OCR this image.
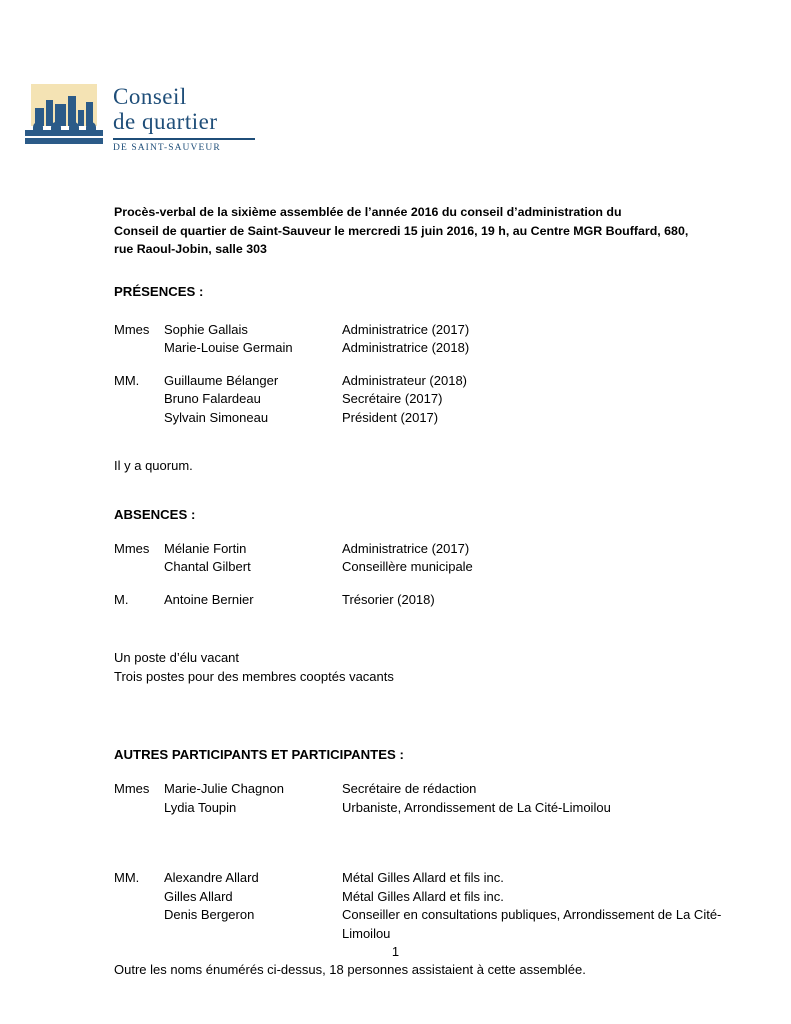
Conseil
de quartier
DE SAINT-SAUVEUR

Procès-verbal de la sixième assemblée de l’année 2016 du conseil d’administration du
Conseil de quartier de Saint-Sauveur le mercredi 15 juin 2016, 19 h, au Centre MGR Bouffard, 680,
rue Raoul-Jobin, salle 303

PRÉSENCES :
Mmes	Sophie Gallais	Administratrice (2017)
	Marie-Louise Germain	Administratrice (2018)
MM.	Guillaume Bélanger	Administrateur (2018)
	Bruno Falardeau	Secrétaire (2017)
	Sylvain Simoneau	Président (2017)

Il y a quorum.

ABSENCES :
Mmes	Mélanie Fortin	Administratrice (2017)
	Chantal Gilbert	Conseillère municipale
M.	Antoine Bernier	Trésorier (2018)

Un poste d’élu vacant

Trois postes pour des membres cooptés vacants

AUTRES PARTICIPANTS ET PARTICIPANTES :
Mmes	Marie-Julie Chagnon	Secrétaire de rédaction
	Lydia Toupin	Urbaniste, Arrondissement de La Cité-Limoilou
MM.	Alexandre Allard	Métal Gilles Allard et fils inc.
	Gilles Allard	Métal Gilles Allard et fils inc.
	Denis Bergeron	Conseiller en consultations publiques, Arrondissement de La Cité-Limoilou

Outre les noms énumérés ci-dessus, 18 personnes assistaient à cette assemblée.

1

▬▬▬▬▬▬▬▬▬▬

Count how many lines in the data contain the word "Cité", giving the number without comment.

2